◆ TASK DIRECTIONS
Copy each line in the data that includes the word "человека".

◆ Saved entries
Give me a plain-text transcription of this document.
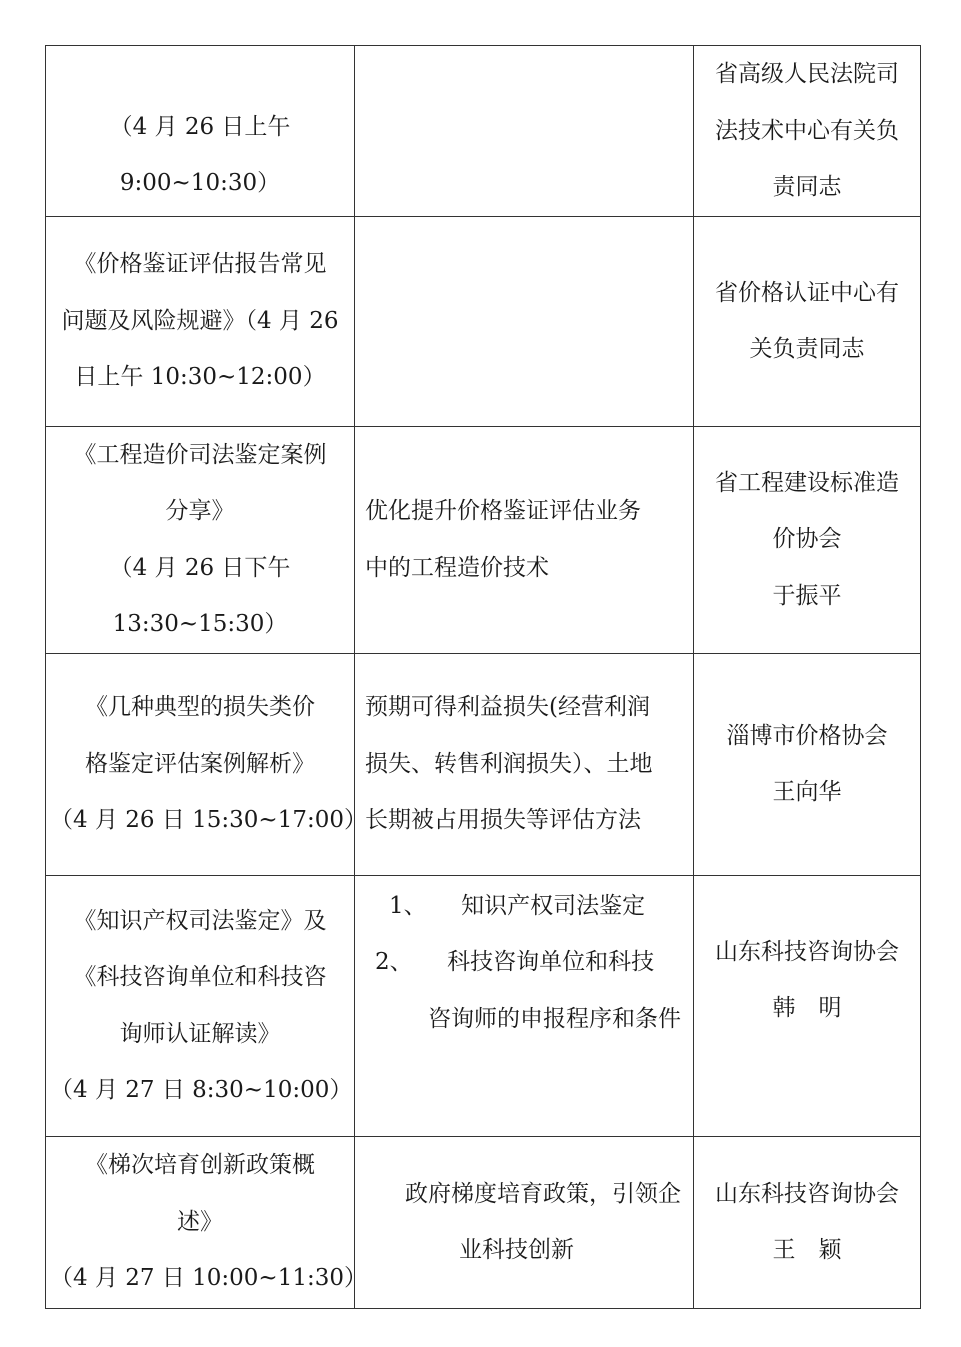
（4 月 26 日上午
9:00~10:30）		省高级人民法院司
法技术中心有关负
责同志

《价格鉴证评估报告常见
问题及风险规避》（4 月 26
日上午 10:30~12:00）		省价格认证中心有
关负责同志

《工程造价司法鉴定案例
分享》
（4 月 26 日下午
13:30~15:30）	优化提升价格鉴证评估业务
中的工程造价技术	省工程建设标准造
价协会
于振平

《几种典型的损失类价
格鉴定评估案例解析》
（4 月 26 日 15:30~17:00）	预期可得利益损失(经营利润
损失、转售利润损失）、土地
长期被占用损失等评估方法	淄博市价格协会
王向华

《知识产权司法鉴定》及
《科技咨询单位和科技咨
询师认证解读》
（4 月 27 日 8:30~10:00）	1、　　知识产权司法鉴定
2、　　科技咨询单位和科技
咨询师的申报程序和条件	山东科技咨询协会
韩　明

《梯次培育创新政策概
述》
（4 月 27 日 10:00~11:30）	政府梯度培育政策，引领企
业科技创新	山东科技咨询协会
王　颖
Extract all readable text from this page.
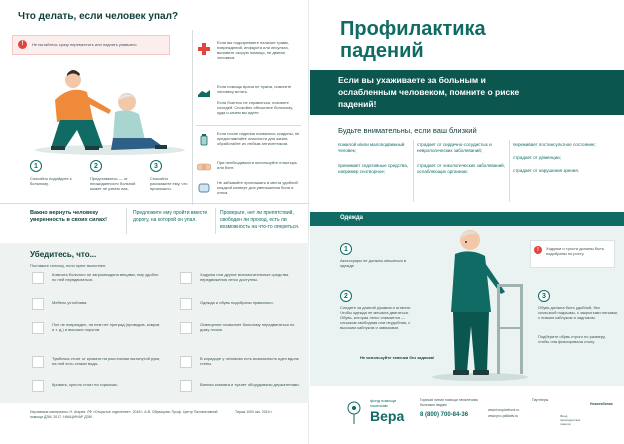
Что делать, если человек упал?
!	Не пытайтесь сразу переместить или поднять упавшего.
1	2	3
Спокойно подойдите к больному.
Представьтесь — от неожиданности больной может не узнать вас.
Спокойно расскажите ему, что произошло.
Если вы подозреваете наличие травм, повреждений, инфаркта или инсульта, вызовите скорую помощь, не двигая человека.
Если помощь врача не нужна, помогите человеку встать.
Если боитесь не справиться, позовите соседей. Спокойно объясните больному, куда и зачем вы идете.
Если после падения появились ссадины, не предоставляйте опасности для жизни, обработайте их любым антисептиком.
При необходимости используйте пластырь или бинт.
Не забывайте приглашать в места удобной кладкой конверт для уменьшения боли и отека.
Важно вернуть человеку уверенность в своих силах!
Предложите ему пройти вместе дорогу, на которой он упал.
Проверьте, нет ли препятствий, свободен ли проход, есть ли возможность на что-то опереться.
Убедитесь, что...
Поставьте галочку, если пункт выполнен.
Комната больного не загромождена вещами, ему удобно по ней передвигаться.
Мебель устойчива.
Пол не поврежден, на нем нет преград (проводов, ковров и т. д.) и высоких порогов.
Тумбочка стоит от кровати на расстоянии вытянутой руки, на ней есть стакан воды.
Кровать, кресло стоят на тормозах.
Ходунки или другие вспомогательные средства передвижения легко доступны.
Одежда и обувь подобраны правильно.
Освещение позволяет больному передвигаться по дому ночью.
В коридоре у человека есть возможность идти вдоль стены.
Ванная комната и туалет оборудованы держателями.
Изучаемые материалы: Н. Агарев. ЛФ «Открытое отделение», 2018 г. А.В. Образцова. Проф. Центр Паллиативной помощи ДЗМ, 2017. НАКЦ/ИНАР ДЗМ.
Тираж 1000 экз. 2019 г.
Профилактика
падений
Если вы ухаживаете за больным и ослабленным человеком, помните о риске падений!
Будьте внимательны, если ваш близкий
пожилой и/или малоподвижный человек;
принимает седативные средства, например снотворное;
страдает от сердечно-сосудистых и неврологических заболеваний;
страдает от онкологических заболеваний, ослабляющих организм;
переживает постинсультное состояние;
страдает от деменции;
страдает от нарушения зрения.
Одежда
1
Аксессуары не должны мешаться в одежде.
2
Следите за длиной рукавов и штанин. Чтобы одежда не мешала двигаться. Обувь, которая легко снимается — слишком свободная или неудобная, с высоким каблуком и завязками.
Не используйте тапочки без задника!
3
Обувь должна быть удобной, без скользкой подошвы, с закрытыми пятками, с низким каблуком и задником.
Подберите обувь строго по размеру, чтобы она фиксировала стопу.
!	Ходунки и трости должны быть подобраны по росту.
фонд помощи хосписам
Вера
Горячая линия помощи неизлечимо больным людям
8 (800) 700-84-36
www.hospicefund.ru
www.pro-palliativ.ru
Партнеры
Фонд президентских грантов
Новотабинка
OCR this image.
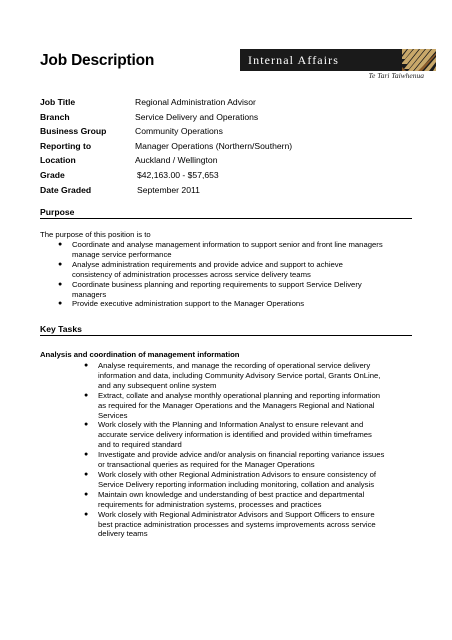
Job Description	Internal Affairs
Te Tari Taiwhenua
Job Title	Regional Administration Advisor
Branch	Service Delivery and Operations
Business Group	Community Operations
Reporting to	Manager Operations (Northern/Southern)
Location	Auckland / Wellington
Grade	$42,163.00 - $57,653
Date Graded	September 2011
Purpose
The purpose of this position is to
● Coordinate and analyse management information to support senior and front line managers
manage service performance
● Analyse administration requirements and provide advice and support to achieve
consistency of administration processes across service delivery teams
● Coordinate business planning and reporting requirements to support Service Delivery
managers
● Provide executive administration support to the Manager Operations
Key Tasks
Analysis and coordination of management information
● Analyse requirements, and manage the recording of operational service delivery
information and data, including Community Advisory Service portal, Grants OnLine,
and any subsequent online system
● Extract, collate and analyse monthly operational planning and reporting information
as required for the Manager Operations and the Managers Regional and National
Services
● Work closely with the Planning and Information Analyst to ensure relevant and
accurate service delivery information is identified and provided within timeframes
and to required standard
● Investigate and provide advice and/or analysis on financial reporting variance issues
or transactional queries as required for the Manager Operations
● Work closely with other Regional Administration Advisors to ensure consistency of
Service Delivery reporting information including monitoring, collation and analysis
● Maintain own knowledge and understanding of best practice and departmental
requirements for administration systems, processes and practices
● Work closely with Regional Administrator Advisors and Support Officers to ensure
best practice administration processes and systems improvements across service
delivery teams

◆ EXERCISE OUTPUT
Если вы подозреваете наличие травм, повреждений, инфаркта или инсульта, вызовите скорую помощь, не двигая человека.
В коридоре у человека есть возможность идти вдоль стены.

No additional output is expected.